INSTRUCTION | Among the lines of this listing, determine how many contain the string "gang". Answer with the number only.

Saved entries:
****************************************

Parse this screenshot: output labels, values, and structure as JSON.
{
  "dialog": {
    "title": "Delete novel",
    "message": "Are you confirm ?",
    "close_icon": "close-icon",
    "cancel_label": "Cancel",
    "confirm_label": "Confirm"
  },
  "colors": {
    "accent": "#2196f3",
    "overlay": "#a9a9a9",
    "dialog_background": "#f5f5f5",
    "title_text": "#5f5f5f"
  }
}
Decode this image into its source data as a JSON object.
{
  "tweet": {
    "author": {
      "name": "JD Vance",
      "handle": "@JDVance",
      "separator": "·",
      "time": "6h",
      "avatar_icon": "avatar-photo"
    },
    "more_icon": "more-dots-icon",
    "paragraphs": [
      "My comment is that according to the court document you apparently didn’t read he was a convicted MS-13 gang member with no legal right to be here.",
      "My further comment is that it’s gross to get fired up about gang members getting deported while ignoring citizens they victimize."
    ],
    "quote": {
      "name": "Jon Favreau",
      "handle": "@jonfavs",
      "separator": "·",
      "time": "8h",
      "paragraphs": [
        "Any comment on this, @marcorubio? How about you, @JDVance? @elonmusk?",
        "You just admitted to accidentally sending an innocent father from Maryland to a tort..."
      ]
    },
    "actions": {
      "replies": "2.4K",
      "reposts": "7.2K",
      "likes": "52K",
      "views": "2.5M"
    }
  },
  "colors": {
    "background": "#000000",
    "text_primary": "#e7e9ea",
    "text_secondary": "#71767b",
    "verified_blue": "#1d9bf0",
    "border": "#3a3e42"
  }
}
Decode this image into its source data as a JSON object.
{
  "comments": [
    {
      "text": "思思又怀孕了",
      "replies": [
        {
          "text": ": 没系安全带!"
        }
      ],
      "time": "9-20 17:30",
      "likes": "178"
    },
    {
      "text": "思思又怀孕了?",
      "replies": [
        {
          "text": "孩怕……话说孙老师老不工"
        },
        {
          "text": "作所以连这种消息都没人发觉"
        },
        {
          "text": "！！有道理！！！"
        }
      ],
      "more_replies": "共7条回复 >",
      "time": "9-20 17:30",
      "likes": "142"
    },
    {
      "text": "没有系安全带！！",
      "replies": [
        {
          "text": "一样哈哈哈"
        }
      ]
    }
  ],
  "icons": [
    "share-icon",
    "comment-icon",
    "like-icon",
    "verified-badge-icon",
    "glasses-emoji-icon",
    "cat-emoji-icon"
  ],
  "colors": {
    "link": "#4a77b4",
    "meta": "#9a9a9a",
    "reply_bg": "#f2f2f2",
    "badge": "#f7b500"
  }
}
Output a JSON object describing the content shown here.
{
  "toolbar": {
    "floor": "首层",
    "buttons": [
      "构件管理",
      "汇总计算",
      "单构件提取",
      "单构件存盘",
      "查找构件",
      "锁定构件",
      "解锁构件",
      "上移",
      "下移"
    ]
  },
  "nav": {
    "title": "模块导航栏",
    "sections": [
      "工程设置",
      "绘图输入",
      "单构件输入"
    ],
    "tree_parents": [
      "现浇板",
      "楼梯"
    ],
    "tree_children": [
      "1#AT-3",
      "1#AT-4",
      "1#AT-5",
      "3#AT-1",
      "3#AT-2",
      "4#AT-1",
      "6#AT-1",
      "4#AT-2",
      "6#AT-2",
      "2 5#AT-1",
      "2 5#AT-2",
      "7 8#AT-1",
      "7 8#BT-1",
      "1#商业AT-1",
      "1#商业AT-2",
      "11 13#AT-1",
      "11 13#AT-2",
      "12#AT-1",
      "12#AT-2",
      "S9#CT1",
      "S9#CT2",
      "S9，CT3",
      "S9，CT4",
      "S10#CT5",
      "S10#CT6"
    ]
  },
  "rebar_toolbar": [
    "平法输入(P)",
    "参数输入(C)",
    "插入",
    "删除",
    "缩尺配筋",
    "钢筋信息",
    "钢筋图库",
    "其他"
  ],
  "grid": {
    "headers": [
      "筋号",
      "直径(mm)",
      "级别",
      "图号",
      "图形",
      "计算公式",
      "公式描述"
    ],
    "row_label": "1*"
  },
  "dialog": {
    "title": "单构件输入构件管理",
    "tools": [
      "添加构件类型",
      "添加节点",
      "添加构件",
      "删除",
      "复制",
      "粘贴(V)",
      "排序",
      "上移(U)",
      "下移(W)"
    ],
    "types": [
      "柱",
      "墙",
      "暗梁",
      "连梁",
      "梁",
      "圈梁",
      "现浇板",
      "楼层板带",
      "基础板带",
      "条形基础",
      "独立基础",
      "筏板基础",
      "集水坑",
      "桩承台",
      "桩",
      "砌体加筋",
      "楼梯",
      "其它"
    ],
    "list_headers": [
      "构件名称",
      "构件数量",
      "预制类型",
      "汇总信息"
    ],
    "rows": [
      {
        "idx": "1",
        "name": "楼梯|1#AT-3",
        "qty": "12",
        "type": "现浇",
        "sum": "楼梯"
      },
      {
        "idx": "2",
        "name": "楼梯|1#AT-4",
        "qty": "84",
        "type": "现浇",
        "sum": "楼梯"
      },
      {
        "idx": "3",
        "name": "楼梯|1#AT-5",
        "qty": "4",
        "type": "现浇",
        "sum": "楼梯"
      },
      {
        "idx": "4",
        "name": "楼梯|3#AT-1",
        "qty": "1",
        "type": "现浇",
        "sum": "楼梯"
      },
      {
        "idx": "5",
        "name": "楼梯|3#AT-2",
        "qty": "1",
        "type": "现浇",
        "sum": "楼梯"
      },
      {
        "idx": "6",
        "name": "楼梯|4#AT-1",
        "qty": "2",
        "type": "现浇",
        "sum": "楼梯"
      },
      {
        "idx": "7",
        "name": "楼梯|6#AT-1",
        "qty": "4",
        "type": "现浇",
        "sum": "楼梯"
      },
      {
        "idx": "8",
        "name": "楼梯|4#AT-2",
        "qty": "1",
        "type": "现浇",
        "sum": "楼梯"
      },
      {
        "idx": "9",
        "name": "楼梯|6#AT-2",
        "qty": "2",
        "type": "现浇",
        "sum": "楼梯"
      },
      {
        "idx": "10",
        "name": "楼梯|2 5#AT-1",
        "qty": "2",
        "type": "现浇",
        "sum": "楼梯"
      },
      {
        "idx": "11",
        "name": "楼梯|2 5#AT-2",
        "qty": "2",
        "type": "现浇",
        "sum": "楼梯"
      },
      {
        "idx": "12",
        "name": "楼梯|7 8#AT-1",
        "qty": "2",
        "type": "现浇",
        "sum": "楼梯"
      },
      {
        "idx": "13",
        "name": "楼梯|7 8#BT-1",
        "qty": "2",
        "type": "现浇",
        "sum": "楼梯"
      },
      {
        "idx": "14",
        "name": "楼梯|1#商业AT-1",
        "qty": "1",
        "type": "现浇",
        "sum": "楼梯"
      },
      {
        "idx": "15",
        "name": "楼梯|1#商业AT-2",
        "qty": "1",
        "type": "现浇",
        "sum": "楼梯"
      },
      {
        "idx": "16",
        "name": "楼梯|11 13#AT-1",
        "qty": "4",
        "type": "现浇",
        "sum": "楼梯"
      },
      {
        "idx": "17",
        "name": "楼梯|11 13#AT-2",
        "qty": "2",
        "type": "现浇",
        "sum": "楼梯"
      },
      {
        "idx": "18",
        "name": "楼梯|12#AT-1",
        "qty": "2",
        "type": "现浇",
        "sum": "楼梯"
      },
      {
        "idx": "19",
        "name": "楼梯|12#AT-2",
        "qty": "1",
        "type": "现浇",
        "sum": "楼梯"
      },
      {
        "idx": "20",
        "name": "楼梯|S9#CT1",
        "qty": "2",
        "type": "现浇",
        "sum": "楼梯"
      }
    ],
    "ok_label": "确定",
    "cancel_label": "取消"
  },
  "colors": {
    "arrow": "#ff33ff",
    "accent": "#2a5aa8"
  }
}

****************************************

COMPLETE RESPONSE | 2